» What needs to be done: Identify the lines that contain the string "Freq" and copy all of them.

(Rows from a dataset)
───

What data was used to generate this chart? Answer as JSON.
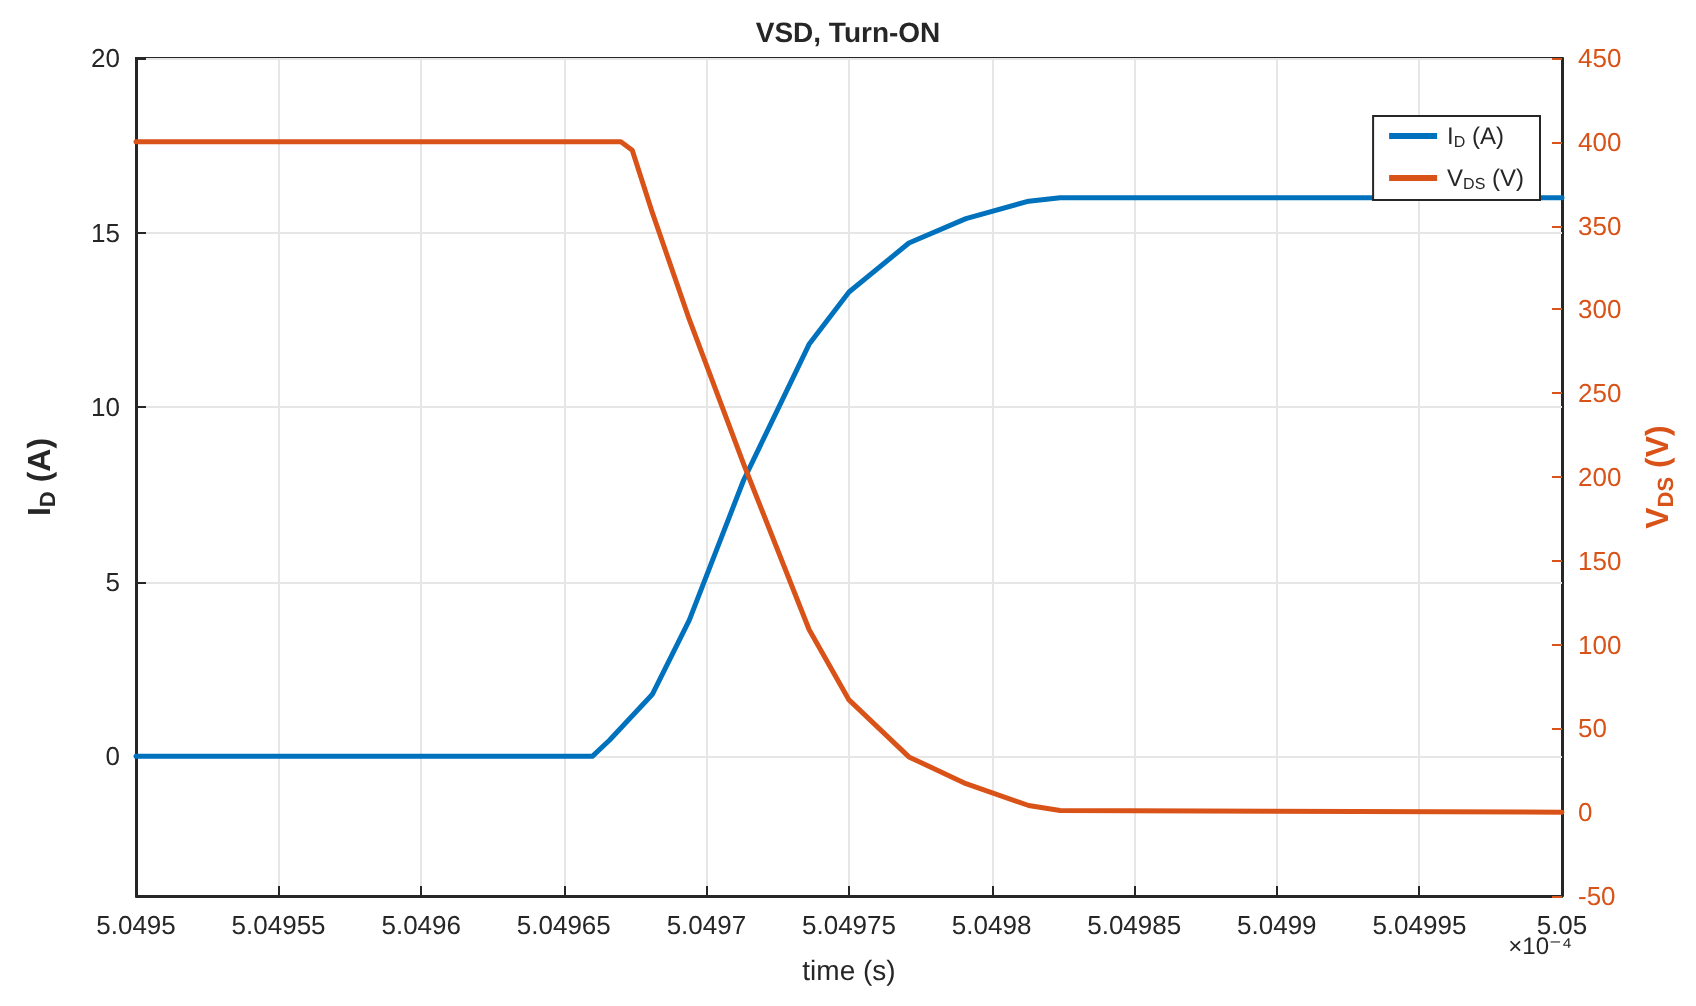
{
  "chart_data": {
    "type": "line",
    "title": "VSD, Turn-ON",
    "xlabel": "time (s)",
    "ylabel": "I$_{D}$ (A)",
    "y2label": "V$_{DS}$ (V)",
    "annotations": [
      "×10⁻⁴"
    ],
    "xlim": [
      5.0495,
      5.05
    ],
    "xticks": [
      5.0495,
      5.04955,
      5.0496,
      5.04965,
      5.0497,
      5.04975,
      5.0498,
      5.04985,
      5.0499,
      5.04995,
      5.05
    ],
    "ylim": [
      -4,
      20
    ],
    "yticks": [
      0,
      5,
      10,
      15,
      20
    ],
    "y2lim": [
      -50,
      450
    ],
    "y2ticks": [
      -50,
      0,
      50,
      100,
      150,
      200,
      250,
      300,
      350,
      400,
      450
    ],
    "grid": true,
    "legend": "top right",
    "marker": "none",
    "line_style": "solid",
    "series": [
      {
        "name": "I$_{D}$ (A)",
        "color": "#0072bd",
        "x": [
          5.0495,
          5.04966,
          5.049666,
          5.049681,
          5.049694,
          5.049713,
          5.049736,
          5.04975,
          5.049771,
          5.049791,
          5.049813,
          5.049824,
          5.05
        ],
        "values": [
          0,
          0,
          0.46,
          1.77,
          3.9,
          7.9,
          11.8,
          13.3,
          14.7,
          15.4,
          15.9,
          16,
          16
        ]
      },
      {
        "name": "V$_{DS}$ (V)",
        "color": "#d95319",
        "axis": "y2",
        "x": [
          5.0495,
          5.04967,
          5.049674,
          5.049681,
          5.049694,
          5.049713,
          5.049736,
          5.04975,
          5.049771,
          5.049791,
          5.049813,
          5.049824,
          5.05
        ],
        "values": [
          400,
          400,
          395,
          358,
          294,
          208,
          109,
          67,
          33,
          17,
          4,
          1,
          0
        ]
      }
    ]
  }
}
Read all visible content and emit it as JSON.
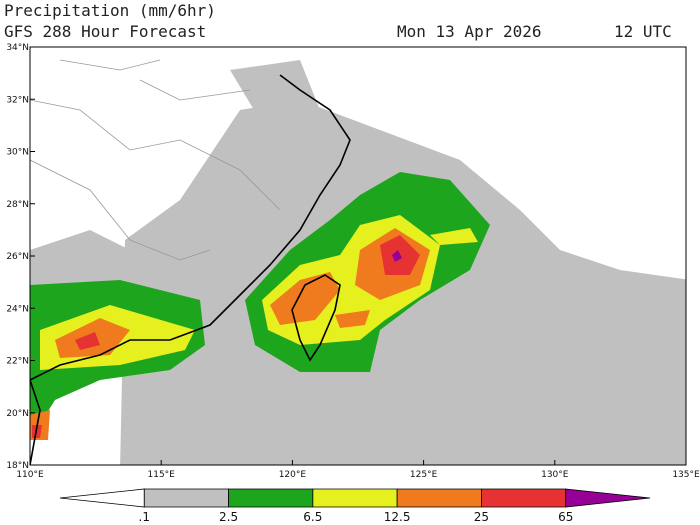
{
  "header": {
    "title": "Precipitation (mm/6hr)",
    "subtitle": "GFS 288 Hour Forecast",
    "date": "Mon 13 Apr 2026",
    "time": "12 UTC"
  },
  "map": {
    "lat_labels": [
      "18°N",
      "20°N",
      "22°N",
      "24°N",
      "26°N",
      "28°N",
      "30°N",
      "32°N",
      "34°N"
    ],
    "lon_labels": [
      "110°E",
      "115°E",
      "120°E",
      "125°E",
      "130°E",
      "135°E"
    ]
  },
  "colorbar": {
    "levels": [
      ".1",
      "2.5",
      "6.5",
      "12.5",
      "25",
      "65"
    ],
    "colors": [
      "#ffffff",
      "#c0c0c0",
      "#1ea51e",
      "#e6f01e",
      "#f07a1e",
      "#e63232",
      "#960096"
    ]
  }
}
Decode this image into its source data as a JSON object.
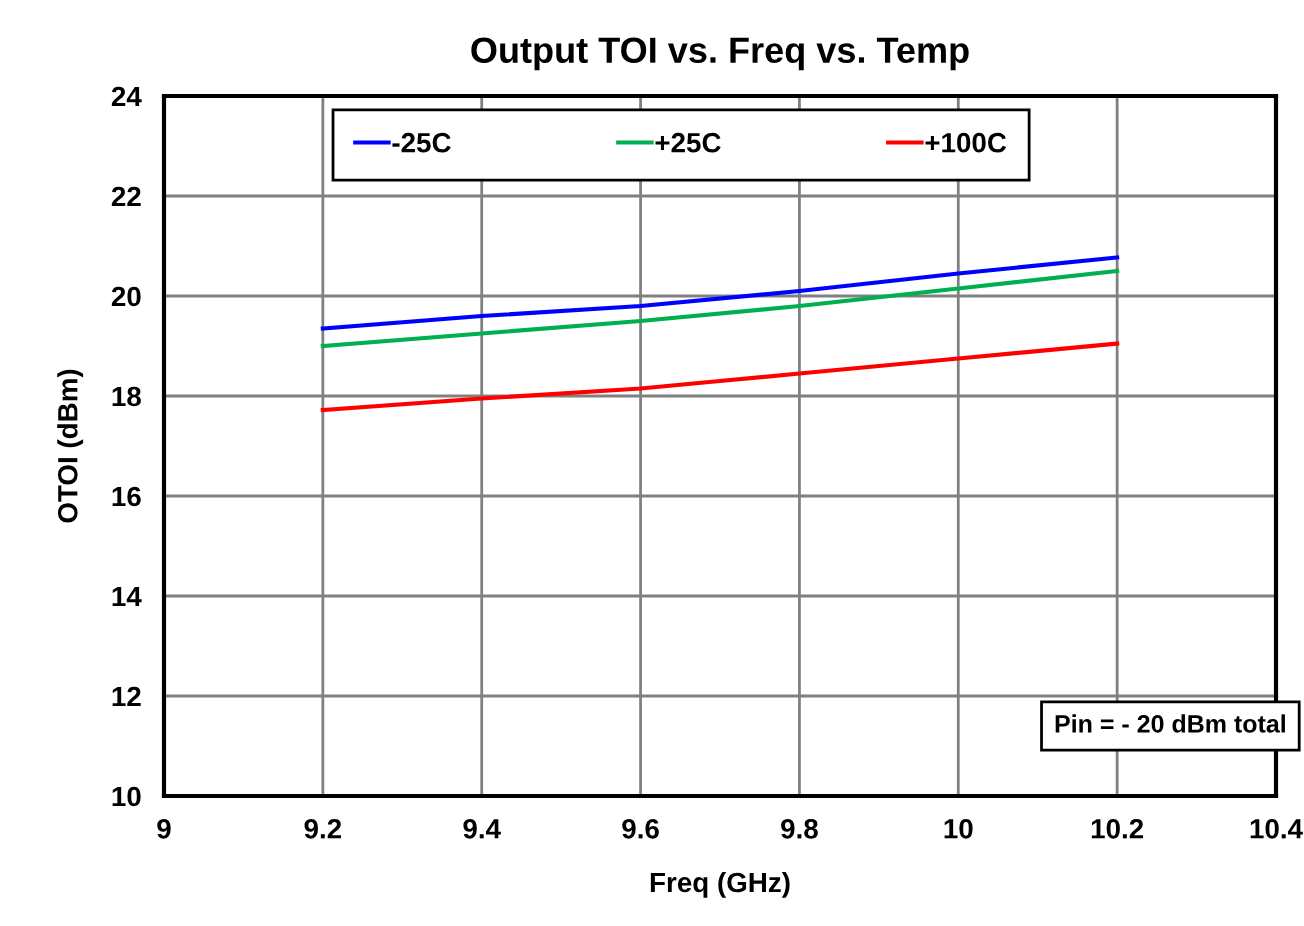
{
  "chart_data": {
    "type": "line",
    "title": "Output TOI vs. Freq vs. Temp",
    "xlabel": "Freq (GHz)",
    "ylabel": "OTOI (dBm)",
    "xlim": [
      9,
      10.4
    ],
    "xticks": [
      9,
      9.2,
      9.4,
      9.6,
      9.8,
      10,
      10.2,
      10.4
    ],
    "ylim": [
      10,
      24
    ],
    "yticks": [
      10,
      12,
      14,
      16,
      18,
      20,
      22,
      24
    ],
    "grid": true,
    "legend": "top",
    "marker": "none",
    "line_style": "solid",
    "annotations": [
      "Pin = - 20 dBm total"
    ],
    "series": [
      {
        "name": "-25C",
        "color": "#0000ff",
        "x": [
          9.2,
          9.4,
          9.6,
          9.8,
          10,
          10.2
        ],
        "values": [
          19.35,
          19.6,
          19.8,
          20.1,
          20.45,
          20.77
        ]
      },
      {
        "name": "+25C",
        "color": "#00b050",
        "x": [
          9.2,
          9.4,
          9.6,
          9.8,
          10,
          10.2
        ],
        "values": [
          19.0,
          19.25,
          19.5,
          19.8,
          20.15,
          20.5
        ]
      },
      {
        "name": "+100C",
        "color": "#ff0000",
        "x": [
          9.2,
          9.4,
          9.6,
          9.7,
          9.8,
          10,
          10.2
        ],
        "values": [
          17.72,
          17.95,
          18.15,
          18.3,
          18.45,
          18.75,
          19.05
        ]
      }
    ]
  }
}
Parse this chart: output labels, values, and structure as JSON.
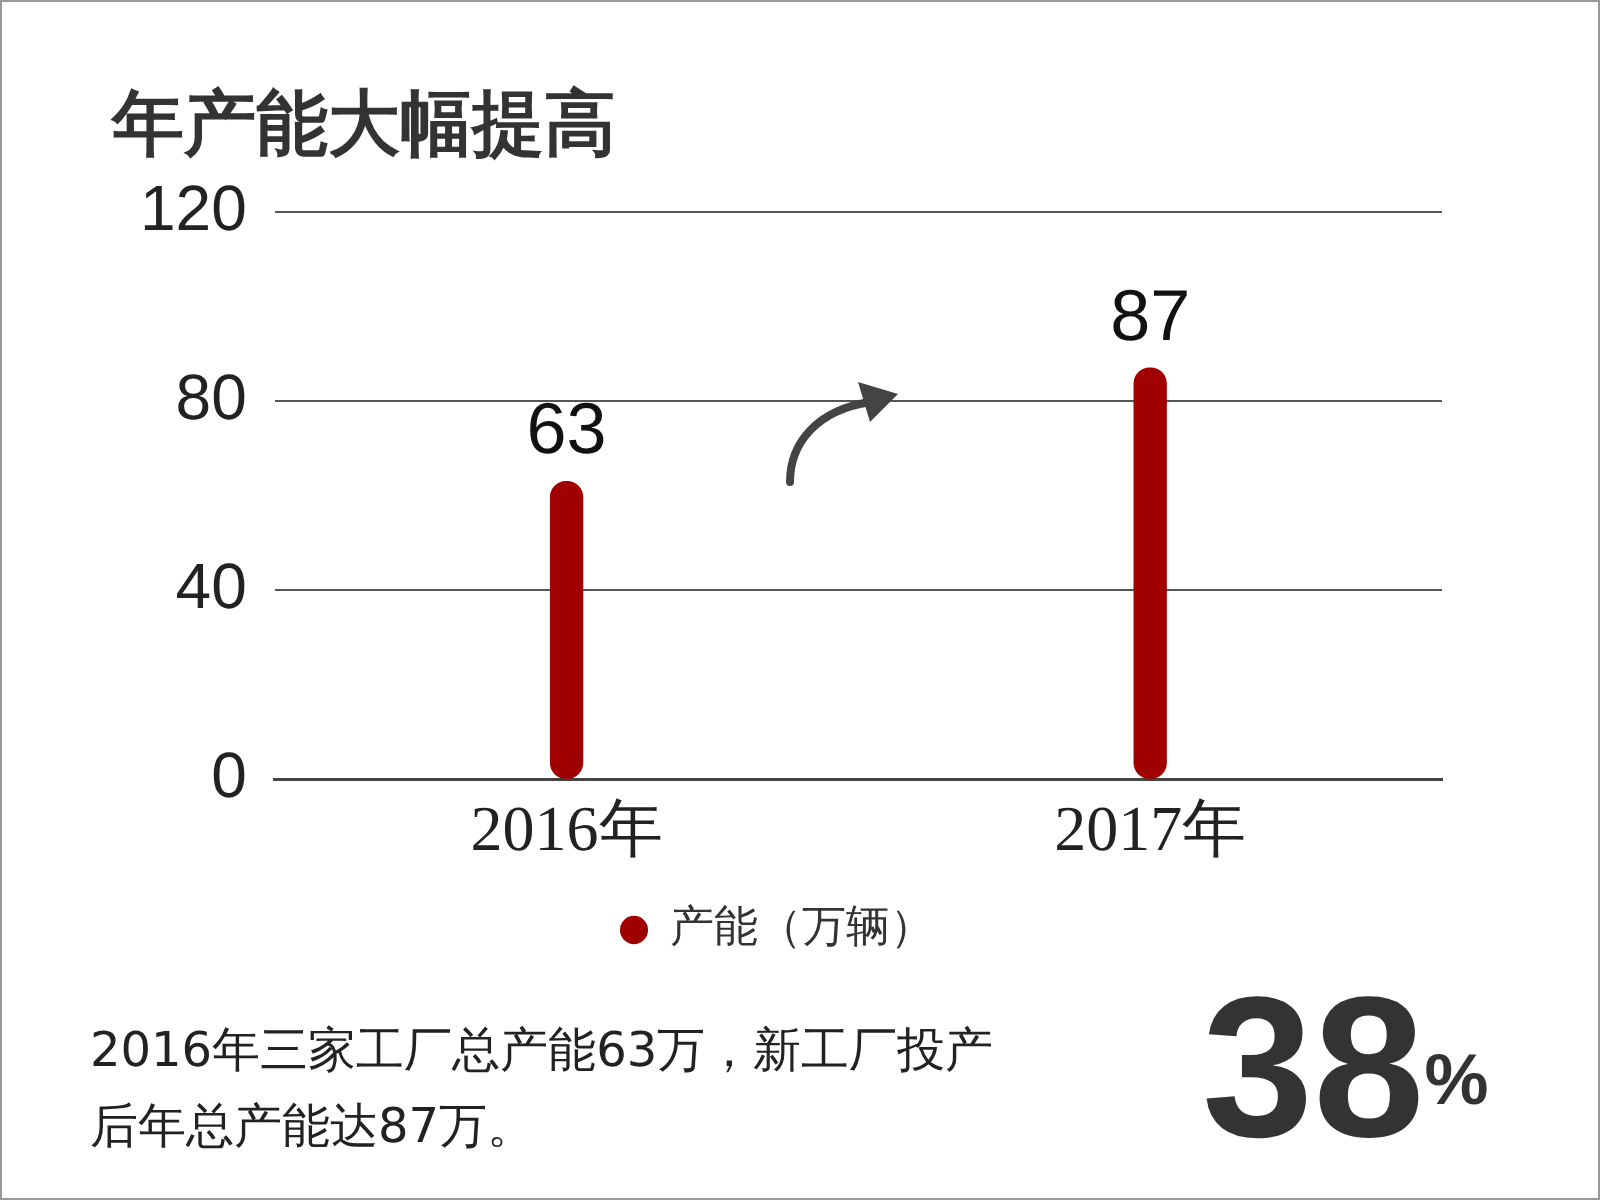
{
  "chart_data": {
    "type": "bar",
    "title": "年产能大幅提高",
    "categories": [
      "2016年",
      "2017年"
    ],
    "series": [
      {
        "name": "产能（万辆）",
        "color": "#a00000",
        "values": [
          63,
          87
        ]
      }
    ],
    "ylim": [
      0,
      120
    ],
    "yticks": [
      0,
      40,
      80,
      120
    ],
    "grid": "y",
    "legend": "bottom",
    "data_labels": true,
    "annotations": [
      "2016年三家工厂总产能63万，新工厂投产后年总产能达87万。",
      "38$^{%}$"
    ]
  }
}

───

» Response to this task:
    "title": "Output TOI vs. Freq vs. Temp",
    "xlabel": "Freq (GHz)",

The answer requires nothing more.